DATASET EXTRACT —

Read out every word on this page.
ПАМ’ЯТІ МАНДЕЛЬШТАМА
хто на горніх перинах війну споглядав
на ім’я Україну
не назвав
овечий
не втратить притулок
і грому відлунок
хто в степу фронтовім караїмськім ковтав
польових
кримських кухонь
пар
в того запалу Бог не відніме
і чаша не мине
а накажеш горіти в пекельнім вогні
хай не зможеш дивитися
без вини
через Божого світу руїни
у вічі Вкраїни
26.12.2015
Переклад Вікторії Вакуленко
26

EXERCISE GOAL — Please quote every record above exactly as it appears.

TASK RESULT —
Read out every word on this page.
ПАМ’ЯТІ МАНДЕЛЬШТАМА
хто на горніх перинах війну споглядав
на ім’я Україну
не назвав
овечий
не втратить притулок
і грому відлунок
хто в степу фронтовім караїмськім ковтав
польових
кримських кухонь
пар
в того запалу Бог не відніме
і чаша не мине
а накажеш горіти в пекельнім вогні
хай не зможеш дивитися
без вини
через Божого світу руїни
у вічі Вкраїни
26.12.2015
Переклад Вікторії Вакуленко
26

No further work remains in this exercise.